**What is being asked:**
Find the string "other" in the records. Copy every line it appears in.
-- -- --
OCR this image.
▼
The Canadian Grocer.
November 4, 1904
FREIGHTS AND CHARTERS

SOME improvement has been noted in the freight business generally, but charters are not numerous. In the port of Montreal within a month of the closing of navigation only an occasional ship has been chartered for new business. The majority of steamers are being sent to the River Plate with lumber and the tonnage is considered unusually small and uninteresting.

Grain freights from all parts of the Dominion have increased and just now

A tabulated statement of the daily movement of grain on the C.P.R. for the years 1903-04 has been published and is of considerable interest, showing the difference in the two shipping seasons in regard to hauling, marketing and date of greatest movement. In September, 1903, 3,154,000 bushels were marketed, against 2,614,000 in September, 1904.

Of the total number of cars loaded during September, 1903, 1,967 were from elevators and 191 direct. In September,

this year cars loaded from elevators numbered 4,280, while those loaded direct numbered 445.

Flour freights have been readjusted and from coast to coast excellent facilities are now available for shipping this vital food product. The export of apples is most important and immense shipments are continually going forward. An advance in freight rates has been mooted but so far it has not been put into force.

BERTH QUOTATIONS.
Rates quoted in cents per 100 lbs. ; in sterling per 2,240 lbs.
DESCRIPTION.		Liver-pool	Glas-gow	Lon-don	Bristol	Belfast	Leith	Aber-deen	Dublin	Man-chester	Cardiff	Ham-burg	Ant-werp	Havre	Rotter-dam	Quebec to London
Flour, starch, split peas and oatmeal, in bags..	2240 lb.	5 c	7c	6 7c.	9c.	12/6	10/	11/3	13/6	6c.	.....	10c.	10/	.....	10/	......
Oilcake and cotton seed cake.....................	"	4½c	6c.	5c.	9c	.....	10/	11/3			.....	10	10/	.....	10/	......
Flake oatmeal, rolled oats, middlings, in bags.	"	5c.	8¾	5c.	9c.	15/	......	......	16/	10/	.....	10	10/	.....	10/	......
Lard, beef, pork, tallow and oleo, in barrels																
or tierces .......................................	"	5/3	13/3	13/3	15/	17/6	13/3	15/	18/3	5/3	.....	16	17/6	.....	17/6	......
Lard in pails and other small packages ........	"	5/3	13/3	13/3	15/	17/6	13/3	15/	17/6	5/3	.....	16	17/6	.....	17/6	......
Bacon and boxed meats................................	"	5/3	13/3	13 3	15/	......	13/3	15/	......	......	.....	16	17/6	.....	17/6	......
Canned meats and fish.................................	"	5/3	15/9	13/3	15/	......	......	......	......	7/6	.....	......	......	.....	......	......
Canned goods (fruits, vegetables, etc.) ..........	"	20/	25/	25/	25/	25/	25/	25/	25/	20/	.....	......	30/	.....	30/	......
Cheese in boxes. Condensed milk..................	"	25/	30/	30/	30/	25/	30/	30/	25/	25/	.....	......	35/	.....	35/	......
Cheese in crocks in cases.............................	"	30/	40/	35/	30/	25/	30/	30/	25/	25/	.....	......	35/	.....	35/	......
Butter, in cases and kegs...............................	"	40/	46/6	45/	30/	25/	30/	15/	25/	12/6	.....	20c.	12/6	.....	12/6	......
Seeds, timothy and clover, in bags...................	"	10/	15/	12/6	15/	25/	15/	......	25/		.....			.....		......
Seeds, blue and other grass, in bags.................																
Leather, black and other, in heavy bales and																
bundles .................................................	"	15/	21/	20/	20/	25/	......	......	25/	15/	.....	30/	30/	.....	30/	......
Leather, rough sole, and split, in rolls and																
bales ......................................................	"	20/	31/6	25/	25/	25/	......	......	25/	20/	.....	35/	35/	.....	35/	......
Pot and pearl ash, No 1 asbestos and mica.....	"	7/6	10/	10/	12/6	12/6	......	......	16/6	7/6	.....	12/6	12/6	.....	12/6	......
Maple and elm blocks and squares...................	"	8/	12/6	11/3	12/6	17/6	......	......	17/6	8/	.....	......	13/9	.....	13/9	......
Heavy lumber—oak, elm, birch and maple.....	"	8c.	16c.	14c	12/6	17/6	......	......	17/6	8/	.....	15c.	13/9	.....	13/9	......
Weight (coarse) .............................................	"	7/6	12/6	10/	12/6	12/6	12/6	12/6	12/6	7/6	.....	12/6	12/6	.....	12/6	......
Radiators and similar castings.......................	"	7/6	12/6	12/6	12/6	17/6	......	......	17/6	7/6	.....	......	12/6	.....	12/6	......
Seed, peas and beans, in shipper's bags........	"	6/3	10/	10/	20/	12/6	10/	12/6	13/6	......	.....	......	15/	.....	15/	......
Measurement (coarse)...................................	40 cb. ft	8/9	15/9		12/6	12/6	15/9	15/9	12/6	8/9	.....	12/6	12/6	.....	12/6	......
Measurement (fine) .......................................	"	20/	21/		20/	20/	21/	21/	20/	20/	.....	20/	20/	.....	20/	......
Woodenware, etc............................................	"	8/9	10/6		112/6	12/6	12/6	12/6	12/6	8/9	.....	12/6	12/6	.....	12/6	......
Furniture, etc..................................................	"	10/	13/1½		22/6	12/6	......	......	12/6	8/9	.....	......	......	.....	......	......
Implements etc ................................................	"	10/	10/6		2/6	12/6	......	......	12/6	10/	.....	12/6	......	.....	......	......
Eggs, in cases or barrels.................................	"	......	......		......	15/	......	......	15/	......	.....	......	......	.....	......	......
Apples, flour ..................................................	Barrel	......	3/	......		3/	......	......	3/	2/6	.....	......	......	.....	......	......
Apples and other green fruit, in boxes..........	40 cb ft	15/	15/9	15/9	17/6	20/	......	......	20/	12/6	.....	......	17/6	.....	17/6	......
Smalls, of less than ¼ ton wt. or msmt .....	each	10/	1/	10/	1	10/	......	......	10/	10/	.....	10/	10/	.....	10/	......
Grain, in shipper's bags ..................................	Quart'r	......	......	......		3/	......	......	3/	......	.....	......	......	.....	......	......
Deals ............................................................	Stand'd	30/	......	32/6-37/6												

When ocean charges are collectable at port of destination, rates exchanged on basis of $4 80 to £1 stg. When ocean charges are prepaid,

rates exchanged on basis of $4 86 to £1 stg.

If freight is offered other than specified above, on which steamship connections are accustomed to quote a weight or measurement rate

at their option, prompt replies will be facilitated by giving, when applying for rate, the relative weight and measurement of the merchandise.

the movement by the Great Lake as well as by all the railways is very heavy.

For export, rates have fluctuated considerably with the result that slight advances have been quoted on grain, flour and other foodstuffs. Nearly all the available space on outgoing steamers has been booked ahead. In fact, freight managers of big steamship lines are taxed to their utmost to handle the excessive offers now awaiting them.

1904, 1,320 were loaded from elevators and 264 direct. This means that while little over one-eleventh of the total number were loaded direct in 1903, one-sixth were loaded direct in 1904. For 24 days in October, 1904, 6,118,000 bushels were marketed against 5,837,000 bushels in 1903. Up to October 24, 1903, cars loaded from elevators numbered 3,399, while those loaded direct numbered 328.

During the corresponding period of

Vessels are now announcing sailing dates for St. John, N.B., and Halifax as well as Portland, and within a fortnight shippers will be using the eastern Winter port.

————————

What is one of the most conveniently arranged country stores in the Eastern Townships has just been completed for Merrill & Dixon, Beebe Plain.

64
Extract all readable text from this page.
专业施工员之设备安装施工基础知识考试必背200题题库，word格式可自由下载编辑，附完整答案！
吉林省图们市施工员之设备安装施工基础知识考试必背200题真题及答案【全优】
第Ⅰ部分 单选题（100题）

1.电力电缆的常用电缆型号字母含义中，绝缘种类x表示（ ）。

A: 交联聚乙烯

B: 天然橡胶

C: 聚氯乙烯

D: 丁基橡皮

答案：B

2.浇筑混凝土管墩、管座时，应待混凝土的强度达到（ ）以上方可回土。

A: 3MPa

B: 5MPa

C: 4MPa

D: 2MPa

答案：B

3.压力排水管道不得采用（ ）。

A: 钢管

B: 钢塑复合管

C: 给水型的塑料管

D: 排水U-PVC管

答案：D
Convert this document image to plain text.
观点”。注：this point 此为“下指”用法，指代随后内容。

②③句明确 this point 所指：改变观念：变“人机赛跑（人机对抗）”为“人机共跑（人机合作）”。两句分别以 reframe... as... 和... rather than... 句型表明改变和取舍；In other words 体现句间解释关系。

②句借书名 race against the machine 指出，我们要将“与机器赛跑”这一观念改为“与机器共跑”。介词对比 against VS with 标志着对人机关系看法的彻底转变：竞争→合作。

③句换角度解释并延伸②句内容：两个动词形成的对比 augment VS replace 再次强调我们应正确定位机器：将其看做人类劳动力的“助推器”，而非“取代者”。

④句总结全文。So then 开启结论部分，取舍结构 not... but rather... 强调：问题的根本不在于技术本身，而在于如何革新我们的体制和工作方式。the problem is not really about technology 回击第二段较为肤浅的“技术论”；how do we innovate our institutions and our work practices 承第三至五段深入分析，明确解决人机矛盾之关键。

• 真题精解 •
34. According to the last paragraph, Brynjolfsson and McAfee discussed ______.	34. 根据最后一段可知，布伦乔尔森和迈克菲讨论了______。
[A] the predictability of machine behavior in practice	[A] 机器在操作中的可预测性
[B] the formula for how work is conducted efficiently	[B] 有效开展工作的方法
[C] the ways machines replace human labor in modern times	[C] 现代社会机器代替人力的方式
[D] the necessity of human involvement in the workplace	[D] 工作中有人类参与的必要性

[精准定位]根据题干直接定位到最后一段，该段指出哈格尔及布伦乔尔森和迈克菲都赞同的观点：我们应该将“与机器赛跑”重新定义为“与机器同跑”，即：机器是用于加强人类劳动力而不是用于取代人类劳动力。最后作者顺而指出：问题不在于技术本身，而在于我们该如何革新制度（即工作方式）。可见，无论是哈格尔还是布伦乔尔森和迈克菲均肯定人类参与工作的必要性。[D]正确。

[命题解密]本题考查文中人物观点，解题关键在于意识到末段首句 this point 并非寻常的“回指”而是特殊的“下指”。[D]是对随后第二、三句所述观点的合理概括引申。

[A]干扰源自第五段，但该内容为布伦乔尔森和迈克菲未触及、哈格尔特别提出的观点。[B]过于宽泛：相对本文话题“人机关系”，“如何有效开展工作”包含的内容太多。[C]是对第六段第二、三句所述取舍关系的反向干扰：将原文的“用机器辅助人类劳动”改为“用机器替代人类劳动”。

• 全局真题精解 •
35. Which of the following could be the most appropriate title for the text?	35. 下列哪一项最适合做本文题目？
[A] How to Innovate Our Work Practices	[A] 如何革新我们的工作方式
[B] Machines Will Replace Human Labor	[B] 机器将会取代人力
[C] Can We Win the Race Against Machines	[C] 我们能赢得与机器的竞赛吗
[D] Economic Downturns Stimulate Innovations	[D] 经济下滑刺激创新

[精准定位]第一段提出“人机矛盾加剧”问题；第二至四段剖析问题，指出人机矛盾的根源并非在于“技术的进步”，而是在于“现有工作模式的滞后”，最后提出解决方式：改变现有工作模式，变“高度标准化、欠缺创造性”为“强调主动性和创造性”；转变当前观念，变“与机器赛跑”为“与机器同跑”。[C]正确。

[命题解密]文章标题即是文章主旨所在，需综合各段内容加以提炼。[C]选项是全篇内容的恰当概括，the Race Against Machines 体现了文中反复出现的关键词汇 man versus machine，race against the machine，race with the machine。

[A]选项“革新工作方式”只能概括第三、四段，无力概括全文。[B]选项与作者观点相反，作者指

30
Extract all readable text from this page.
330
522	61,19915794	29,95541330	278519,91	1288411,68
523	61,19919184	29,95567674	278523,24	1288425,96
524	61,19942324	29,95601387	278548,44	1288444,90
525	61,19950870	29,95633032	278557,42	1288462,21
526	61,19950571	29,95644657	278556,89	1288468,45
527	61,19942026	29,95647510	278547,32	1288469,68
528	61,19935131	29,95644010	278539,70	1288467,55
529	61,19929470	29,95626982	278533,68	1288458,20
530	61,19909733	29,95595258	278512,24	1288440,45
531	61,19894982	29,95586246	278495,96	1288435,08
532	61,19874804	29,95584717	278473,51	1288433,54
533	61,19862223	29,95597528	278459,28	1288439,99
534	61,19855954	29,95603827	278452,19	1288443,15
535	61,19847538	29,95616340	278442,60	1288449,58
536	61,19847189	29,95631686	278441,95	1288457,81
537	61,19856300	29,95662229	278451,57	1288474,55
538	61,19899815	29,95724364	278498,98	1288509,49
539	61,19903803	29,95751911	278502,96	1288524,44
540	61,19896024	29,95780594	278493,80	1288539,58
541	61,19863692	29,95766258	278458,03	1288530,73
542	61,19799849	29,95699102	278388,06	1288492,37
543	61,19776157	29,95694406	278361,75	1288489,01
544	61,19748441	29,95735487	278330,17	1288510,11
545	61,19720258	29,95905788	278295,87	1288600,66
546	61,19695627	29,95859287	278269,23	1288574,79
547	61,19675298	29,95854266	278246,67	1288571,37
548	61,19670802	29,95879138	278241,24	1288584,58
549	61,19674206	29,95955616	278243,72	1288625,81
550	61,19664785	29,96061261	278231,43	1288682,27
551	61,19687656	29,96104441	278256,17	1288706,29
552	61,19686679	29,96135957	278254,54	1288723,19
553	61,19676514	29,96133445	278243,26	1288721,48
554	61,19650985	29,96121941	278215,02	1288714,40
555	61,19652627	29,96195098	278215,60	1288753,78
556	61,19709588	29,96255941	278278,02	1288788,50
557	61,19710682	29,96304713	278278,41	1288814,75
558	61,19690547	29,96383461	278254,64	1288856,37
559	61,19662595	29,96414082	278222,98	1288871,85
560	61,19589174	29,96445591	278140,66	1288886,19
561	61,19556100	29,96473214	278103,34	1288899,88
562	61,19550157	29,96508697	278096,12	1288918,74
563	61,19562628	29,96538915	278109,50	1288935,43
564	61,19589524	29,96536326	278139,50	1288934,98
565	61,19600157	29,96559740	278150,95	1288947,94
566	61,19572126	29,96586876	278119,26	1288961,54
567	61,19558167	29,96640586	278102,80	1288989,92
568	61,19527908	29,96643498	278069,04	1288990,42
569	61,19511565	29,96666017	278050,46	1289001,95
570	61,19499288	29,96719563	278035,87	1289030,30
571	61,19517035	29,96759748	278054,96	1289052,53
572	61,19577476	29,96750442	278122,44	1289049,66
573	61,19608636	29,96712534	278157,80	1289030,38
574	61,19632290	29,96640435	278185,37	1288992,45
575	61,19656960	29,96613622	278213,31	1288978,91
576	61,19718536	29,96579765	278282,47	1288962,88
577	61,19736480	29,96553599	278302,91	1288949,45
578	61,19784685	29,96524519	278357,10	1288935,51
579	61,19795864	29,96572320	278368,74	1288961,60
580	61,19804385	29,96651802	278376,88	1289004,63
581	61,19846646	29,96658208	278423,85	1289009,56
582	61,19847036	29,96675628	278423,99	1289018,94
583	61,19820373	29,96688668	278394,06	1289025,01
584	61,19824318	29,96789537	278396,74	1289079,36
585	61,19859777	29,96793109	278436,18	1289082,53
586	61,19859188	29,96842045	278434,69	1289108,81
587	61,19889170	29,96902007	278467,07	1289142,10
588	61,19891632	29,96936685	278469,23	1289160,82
-- -- --
**Answer to the task:**
Lard in pails and other small packages ........	"	5/3	13/3	13/3	15/	17/6	13/3	15/	17/6	5/3	.....	16	17/6	.....	17/6	......
Seeds, blue and other grass, in bags.................																
Leather, black and other, in heavy bales and																
Apples and other green fruit, in boxes..........	40 cb ft	15/	15/9	15/9	17/6	20/	......	......	20/	12/6	.....	......	17/6	.....	17/6	......
If freight is offered other than specified above, on which steamship connections are accustomed to quote a weight or measurement rate
For export, rates have fluctuated considerably with the result that slight advances have been quoted on grain, flour and other foodstuffs. Nearly all the available space on outgoing steamers has been booked ahead. In fact, freight managers of big steamship lines are taxed to their utmost to handle the excessive offers now awaiting them.
②③句明确 this point 所指：改变观念：变“人机赛跑（人机对抗）”为“人机共跑（人机合作）”。两句分别以 reframe... as... 和... rather than... 句型表明改变和取舍；In other words 体现句间解释关系。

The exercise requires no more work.